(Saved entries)
══════
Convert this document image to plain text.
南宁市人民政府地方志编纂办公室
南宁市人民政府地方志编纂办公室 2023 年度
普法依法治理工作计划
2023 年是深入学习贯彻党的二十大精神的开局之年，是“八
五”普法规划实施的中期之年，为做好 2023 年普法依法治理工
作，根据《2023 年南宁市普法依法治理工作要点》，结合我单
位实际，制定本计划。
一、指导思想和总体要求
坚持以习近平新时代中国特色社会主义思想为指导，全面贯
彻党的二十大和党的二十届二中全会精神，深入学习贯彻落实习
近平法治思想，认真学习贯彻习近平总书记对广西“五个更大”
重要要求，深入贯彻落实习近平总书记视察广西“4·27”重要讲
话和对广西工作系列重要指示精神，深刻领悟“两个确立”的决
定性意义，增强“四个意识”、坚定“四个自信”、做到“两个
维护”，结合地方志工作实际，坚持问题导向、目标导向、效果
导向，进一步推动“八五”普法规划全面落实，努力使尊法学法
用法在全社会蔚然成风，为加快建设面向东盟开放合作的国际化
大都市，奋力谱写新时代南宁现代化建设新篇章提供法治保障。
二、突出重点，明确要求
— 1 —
══════
Lines holding the word "南宁市人民政府地方志编纂办公室" in the entries above are the ones to pull out. Copy them all.

南宁市人民政府地方志编纂办公室
南宁市人民政府地方志编纂办公室 2023 年度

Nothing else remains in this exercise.